- AIM OF THE EXERCISE
Write every line out verbatim and omit the pictures.

- SOURCE DATA

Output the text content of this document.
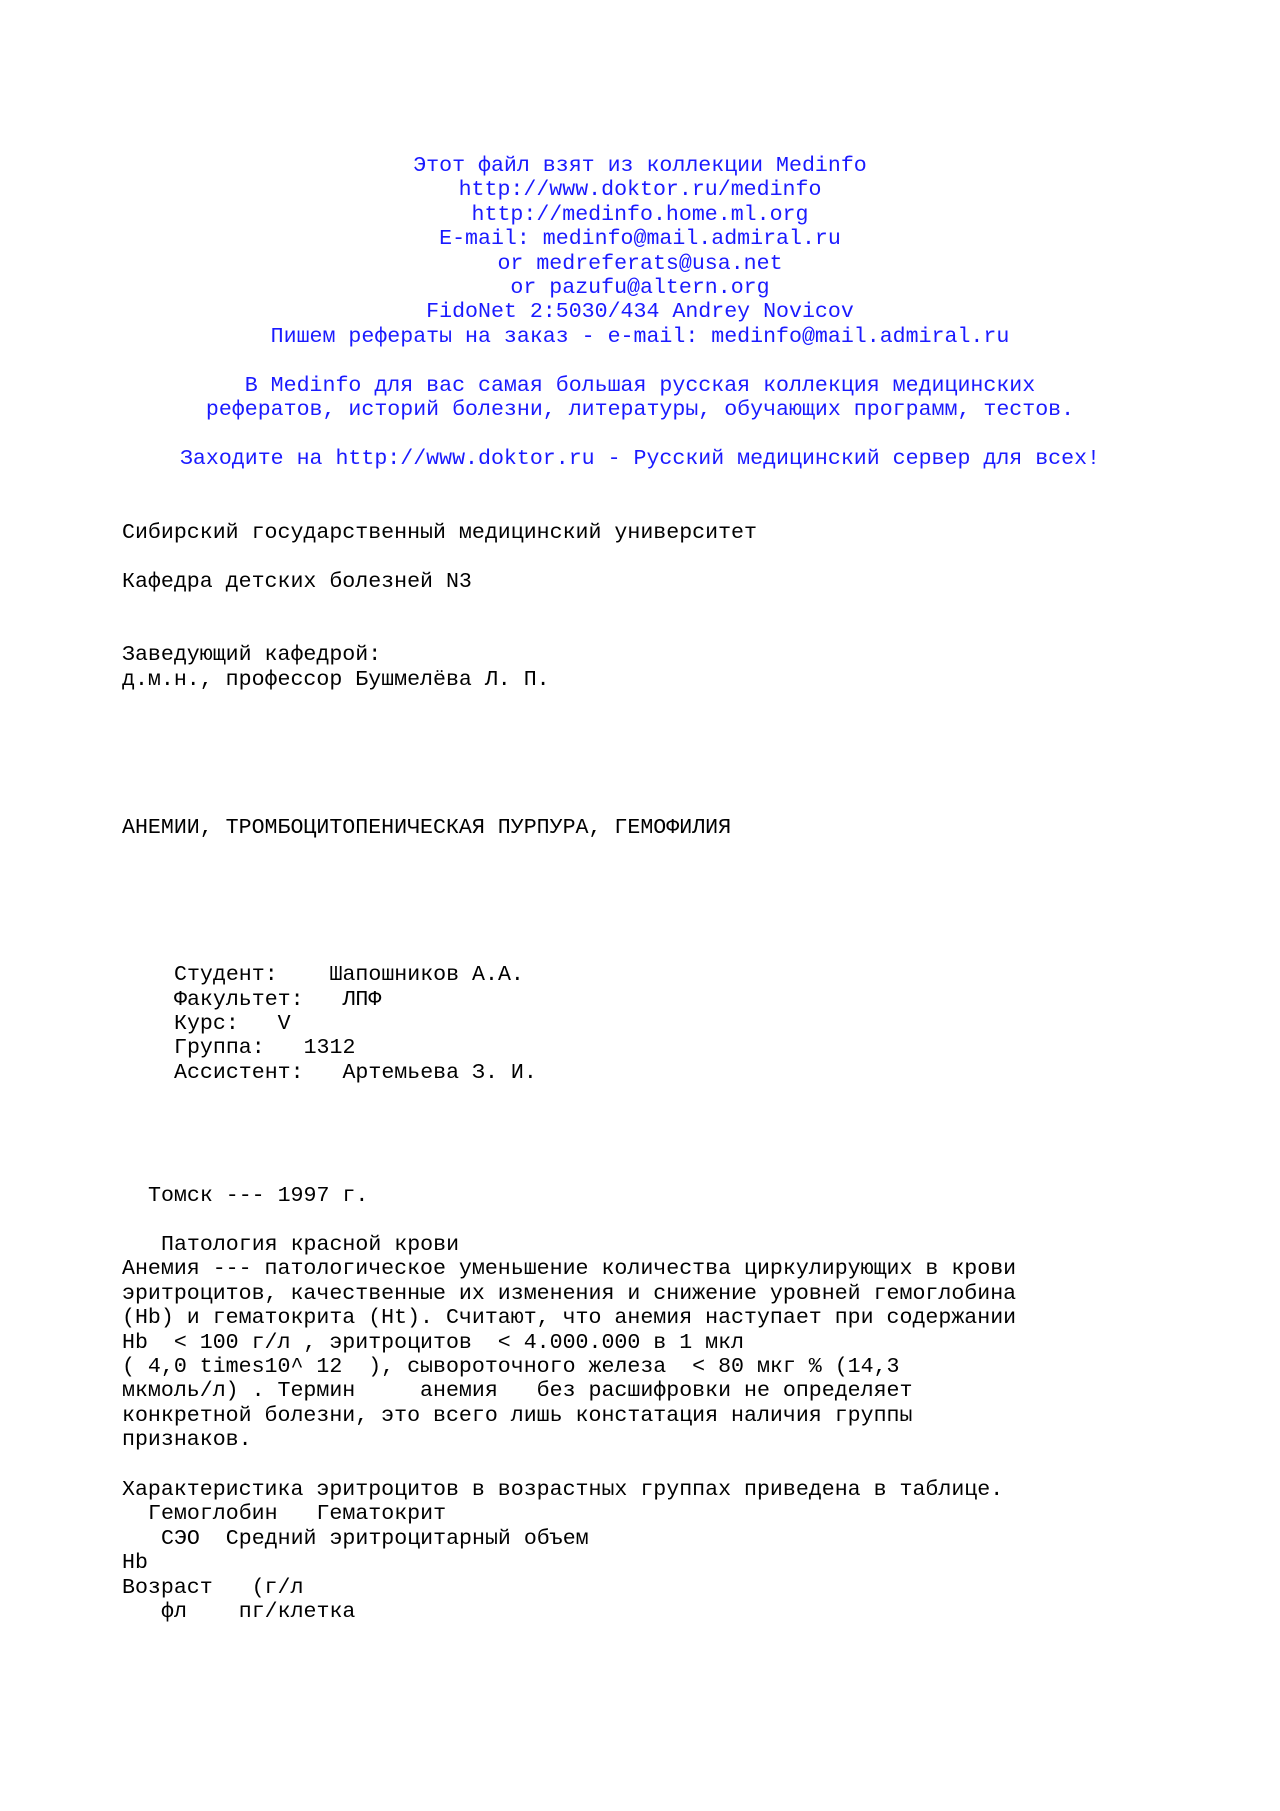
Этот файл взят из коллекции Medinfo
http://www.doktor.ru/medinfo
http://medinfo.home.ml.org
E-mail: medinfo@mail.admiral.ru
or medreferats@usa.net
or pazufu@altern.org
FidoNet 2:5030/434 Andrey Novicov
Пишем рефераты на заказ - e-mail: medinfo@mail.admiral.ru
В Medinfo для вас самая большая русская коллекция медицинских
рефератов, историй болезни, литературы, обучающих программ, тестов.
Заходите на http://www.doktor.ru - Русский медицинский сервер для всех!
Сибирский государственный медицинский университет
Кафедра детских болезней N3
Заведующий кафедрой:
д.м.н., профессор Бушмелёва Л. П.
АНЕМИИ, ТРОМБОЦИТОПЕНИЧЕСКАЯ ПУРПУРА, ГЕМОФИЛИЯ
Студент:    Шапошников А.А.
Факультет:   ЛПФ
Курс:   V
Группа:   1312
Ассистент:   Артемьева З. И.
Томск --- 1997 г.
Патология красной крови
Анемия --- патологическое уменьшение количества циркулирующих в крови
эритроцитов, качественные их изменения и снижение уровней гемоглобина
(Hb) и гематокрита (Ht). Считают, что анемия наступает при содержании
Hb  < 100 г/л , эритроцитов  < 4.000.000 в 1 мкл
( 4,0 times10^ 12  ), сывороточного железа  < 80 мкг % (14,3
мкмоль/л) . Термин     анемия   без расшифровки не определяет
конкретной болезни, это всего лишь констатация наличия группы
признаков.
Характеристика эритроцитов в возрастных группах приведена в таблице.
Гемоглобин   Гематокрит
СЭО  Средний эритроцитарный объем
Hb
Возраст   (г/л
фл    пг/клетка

- WRITTEN RESPONSE
Output the text content of this document.
Этот файл взят из коллекции Medinfo
http://www.doktor.ru/medinfo
http://medinfo.home.ml.org
E-mail: medinfo@mail.admiral.ru
or medreferats@usa.net
or pazufu@altern.org
FidoNet 2:5030/434 Andrey Novicov
Пишем рефераты на заказ - e-mail: medinfo@mail.admiral.ru
В Medinfo для вас самая большая русская коллекция медицинских
рефератов, историй болезни, литературы, обучающих программ, тестов.
Заходите на http://www.doktor.ru - Русский медицинский сервер для всех!
Сибирский государственный медицинский университет
Кафедра детских болезней N3
Заведующий кафедрой:
д.м.н., профессор Бушмелёва Л. П.
АНЕМИИ, ТРОМБОЦИТОПЕНИЧЕСКАЯ ПУРПУРА, ГЕМОФИЛИЯ
Студент:    Шапошников А.А.
Факультет:   ЛПФ
Курс:   V
Группа:   1312
Ассистент:   Артемьева З. И.
Томск --- 1997 г.
Патология красной крови
Анемия --- патологическое уменьшение количества циркулирующих в крови
эритроцитов, качественные их изменения и снижение уровней гемоглобина
(Hb) и гематокрита (Ht). Считают, что анемия наступает при содержании
Hb  < 100 г/л , эритроцитов  < 4.000.000 в 1 мкл
( 4,0 times10^ 12  ), сывороточного железа  < 80 мкг % (14,3
мкмоль/л) . Термин     анемия   без расшифровки не определяет
конкретной болезни, это всего лишь констатация наличия группы
признаков.
Характеристика эритроцитов в возрастных группах приведена в таблице.
Гемоглобин   Гематокрит
СЭО  Средний эритроцитарный объем
Hb
Возраст   (г/л
фл    пг/клетка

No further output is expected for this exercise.